**PROBLEM TO SOLVE**
Repeat, without any change, the entries presented below.

**ENTRIES PROVIDED**
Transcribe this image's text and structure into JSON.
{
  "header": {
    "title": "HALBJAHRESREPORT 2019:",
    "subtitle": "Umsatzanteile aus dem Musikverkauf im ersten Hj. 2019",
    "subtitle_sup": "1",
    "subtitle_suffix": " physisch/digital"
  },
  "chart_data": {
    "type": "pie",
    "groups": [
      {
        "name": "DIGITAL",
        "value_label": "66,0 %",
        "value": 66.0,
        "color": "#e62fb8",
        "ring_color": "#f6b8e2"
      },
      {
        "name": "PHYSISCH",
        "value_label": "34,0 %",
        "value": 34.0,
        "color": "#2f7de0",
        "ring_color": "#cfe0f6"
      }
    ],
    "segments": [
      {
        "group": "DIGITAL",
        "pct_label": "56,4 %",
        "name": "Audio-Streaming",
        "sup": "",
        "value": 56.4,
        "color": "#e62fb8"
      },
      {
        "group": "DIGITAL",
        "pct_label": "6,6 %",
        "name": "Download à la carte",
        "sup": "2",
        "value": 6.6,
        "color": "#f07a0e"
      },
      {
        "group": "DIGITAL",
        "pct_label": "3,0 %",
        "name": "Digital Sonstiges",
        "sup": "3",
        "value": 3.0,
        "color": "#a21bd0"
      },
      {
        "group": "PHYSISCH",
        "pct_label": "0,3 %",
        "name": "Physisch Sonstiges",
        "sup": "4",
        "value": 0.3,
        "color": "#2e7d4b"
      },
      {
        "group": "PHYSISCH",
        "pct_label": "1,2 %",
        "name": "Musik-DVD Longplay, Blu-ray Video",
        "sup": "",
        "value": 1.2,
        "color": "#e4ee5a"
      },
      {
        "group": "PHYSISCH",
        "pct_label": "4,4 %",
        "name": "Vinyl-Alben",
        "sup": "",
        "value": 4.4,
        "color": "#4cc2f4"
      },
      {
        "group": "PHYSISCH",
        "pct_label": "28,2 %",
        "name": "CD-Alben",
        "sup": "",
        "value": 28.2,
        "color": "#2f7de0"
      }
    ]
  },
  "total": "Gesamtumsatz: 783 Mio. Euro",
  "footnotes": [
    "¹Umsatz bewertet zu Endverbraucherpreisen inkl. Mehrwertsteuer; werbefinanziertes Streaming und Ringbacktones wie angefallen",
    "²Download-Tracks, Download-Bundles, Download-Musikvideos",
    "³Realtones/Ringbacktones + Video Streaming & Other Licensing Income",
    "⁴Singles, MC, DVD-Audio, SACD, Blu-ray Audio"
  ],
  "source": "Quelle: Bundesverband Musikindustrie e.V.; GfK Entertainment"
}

**WRITTEN RESPONSE**
Transcribe this image's text and structure into JSON.
{
  "header": {
    "title": "HALBJAHRESREPORT 2019:",
    "subtitle": "Umsatzanteile aus dem Musikverkauf im ersten Hj. 2019",
    "subtitle_sup": "1",
    "subtitle_suffix": " physisch/digital"
  },
  "chart_data": {
    "type": "pie",
    "groups": [
      {
        "name": "DIGITAL",
        "value_label": "66,0 %",
        "value": 66.0,
        "color": "#e62fb8",
        "ring_color": "#f6b8e2"
      },
      {
        "name": "PHYSISCH",
        "value_label": "34,0 %",
        "value": 34.0,
        "color": "#2f7de0",
        "ring_color": "#cfe0f6"
      }
    ],
    "segments": [
      {
        "group": "DIGITAL",
        "pct_label": "56,4 %",
        "name": "Audio-Streaming",
        "sup": "",
        "value": 56.4,
        "color": "#e62fb8"
      },
      {
        "group": "DIGITAL",
        "pct_label": "6,6 %",
        "name": "Download à la carte",
        "sup": "2",
        "value": 6.6,
        "color": "#f07a0e"
      },
      {
        "group": "DIGITAL",
        "pct_label": "3,0 %",
        "name": "Digital Sonstiges",
        "sup": "3",
        "value": 3.0,
        "color": "#a21bd0"
      },
      {
        "group": "PHYSISCH",
        "pct_label": "0,3 %",
        "name": "Physisch Sonstiges",
        "sup": "4",
        "value": 0.3,
        "color": "#2e7d4b"
      },
      {
        "group": "PHYSISCH",
        "pct_label": "1,2 %",
        "name": "Musik-DVD Longplay, Blu-ray Video",
        "sup": "",
        "value": 1.2,
        "color": "#e4ee5a"
      },
      {
        "group": "PHYSISCH",
        "pct_label": "4,4 %",
        "name": "Vinyl-Alben",
        "sup": "",
        "value": 4.4,
        "color": "#4cc2f4"
      },
      {
        "group": "PHYSISCH",
        "pct_label": "28,2 %",
        "name": "CD-Alben",
        "sup": "",
        "value": 28.2,
        "color": "#2f7de0"
      }
    ]
  },
  "total": "Gesamtumsatz: 783 Mio. Euro",
  "footnotes": [
    "¹Umsatz bewertet zu Endverbraucherpreisen inkl. Mehrwertsteuer; werbefinanziertes Streaming und Ringbacktones wie angefallen",
    "²Download-Tracks, Download-Bundles, Download-Musikvideos",
    "³Realtones/Ringbacktones + Video Streaming & Other Licensing Income",
    "⁴Singles, MC, DVD-Audio, SACD, Blu-ray Audio"
  ],
  "source": "Quelle: Bundesverband Musikindustrie e.V.; GfK Entertainment"
}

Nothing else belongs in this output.